| Task description |
Lines that contain "important": how many are there in the listing below? Answer with a number and nothing more.

---------------

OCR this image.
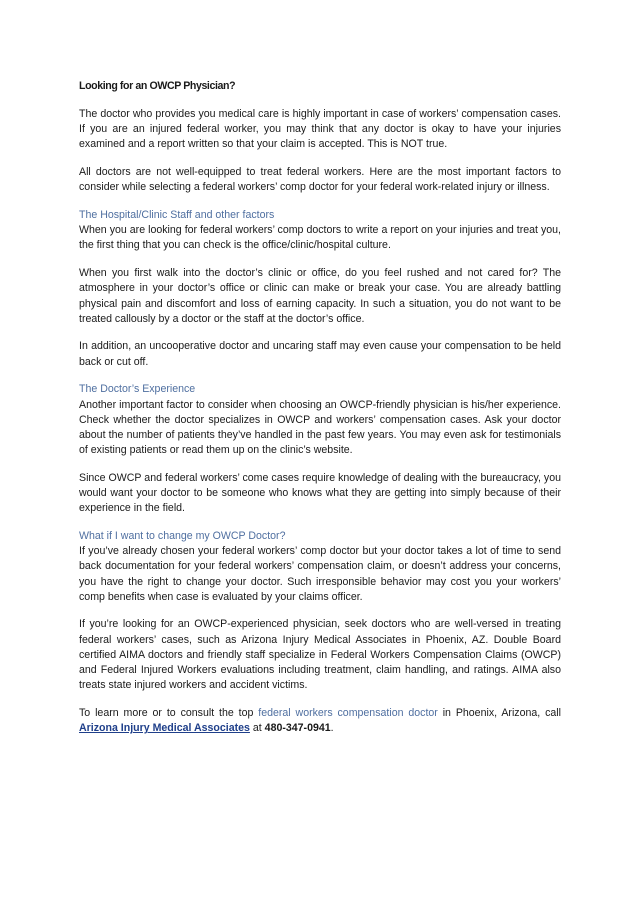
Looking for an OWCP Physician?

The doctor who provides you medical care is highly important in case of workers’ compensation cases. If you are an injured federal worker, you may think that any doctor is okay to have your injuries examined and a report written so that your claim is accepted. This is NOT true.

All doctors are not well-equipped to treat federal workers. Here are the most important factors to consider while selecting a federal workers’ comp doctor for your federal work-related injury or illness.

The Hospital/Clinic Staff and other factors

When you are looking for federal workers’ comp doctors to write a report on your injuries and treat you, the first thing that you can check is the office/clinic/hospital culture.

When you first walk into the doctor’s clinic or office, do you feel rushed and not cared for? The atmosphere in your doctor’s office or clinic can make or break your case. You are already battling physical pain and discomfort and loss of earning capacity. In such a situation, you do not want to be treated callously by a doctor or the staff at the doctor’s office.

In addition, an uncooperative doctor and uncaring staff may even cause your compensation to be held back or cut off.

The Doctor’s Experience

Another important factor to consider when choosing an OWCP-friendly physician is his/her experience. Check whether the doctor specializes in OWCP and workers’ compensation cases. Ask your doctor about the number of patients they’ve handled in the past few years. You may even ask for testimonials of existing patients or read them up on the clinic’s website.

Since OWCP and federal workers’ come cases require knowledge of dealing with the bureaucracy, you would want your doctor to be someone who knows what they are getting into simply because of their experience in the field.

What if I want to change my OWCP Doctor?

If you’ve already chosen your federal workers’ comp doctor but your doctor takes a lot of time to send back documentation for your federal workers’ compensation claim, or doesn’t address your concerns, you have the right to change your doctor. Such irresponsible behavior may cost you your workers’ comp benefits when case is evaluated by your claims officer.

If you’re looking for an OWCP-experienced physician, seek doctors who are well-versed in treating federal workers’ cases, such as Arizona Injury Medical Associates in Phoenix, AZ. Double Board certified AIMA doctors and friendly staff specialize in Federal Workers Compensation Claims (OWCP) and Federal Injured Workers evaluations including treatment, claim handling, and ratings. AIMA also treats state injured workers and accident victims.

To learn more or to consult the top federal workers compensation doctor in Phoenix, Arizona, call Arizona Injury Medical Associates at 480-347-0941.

---------------

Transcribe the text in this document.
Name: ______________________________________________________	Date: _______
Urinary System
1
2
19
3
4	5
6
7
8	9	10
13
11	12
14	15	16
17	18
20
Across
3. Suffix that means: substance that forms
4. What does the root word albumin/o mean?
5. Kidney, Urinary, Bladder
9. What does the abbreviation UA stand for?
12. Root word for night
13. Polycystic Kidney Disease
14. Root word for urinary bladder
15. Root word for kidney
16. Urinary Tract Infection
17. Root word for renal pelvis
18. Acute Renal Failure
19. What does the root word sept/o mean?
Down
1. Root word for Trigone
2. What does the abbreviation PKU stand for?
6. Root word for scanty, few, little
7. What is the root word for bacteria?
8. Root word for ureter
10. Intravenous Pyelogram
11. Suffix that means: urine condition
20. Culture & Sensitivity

---------------

| Answer box |
3